* Begin Supplied material *

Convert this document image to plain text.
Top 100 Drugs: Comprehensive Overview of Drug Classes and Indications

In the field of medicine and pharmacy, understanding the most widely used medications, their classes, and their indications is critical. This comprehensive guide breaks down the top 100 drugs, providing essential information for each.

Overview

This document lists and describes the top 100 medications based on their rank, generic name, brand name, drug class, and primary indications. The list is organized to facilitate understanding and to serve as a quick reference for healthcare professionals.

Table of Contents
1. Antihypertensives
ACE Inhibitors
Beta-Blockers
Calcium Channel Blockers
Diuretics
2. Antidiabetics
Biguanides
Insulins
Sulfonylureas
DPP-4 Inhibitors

* End Supplied material *
* Begin Supplied material *

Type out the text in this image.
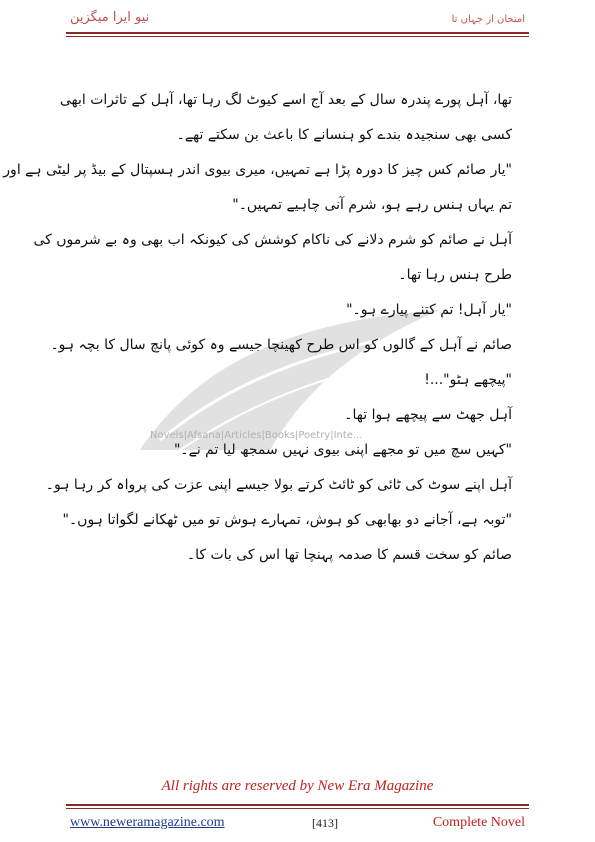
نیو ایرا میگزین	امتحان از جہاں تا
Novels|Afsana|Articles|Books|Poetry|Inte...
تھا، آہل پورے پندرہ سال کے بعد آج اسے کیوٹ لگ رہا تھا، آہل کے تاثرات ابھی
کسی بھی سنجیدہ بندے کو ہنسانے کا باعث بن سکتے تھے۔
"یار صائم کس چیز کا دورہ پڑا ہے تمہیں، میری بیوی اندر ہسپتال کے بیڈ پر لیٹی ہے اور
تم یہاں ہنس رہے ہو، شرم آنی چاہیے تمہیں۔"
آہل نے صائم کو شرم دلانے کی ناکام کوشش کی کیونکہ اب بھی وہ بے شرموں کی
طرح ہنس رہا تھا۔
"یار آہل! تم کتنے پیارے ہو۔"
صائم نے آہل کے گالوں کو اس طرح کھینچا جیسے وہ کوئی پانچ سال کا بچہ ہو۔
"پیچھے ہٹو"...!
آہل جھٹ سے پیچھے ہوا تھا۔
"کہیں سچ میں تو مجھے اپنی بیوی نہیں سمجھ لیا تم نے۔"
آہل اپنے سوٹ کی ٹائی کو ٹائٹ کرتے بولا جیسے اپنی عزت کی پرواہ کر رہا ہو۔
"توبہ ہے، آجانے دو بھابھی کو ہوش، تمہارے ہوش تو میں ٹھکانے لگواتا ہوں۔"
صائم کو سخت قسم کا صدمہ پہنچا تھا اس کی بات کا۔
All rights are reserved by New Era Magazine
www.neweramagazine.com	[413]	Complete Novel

* End Supplied material *
* Begin Supplied material *

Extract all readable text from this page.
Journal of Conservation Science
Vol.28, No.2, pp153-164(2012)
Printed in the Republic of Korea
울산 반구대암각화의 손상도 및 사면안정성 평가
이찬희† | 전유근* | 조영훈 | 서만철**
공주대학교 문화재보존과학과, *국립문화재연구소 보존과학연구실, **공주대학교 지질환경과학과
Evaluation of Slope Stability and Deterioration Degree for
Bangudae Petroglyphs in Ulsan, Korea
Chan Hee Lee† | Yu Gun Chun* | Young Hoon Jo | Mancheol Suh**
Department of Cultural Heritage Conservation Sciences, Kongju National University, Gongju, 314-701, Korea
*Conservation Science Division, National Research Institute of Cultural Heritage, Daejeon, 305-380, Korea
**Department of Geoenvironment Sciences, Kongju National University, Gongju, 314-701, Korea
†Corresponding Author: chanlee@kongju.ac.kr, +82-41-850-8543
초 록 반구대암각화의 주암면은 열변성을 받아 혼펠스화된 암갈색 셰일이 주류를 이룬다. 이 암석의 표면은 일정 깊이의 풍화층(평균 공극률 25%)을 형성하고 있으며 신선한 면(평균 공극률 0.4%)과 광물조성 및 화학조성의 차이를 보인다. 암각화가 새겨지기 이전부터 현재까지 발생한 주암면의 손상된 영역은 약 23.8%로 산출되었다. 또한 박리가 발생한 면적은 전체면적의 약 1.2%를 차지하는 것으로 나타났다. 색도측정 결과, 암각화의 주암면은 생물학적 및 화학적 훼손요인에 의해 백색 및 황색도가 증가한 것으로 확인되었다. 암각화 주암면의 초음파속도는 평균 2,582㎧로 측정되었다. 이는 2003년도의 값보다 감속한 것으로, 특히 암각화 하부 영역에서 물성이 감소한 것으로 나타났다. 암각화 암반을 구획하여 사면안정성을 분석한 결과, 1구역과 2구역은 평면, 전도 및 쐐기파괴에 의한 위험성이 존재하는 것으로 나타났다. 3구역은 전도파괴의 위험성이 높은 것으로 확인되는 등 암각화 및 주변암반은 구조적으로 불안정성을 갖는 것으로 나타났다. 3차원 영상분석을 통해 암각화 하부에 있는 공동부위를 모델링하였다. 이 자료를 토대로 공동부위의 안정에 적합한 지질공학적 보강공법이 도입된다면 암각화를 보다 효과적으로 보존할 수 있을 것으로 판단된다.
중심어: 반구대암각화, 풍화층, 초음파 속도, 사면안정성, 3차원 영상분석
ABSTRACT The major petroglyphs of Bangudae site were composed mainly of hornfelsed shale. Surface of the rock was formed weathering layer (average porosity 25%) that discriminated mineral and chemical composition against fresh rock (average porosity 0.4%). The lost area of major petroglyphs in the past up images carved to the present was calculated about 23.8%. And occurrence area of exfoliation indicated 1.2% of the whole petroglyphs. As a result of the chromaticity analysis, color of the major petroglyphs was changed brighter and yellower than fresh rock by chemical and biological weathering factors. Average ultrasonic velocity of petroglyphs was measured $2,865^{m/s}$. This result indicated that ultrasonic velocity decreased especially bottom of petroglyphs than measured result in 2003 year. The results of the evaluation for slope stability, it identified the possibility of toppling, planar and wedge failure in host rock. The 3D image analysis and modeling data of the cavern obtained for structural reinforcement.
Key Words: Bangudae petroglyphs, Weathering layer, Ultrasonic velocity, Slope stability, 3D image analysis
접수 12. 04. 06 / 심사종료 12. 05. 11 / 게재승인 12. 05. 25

* End Supplied material *

(What you are asked to do): What is the number of lines that contain "medications"? Reply with that number alone.

(Complete output): 2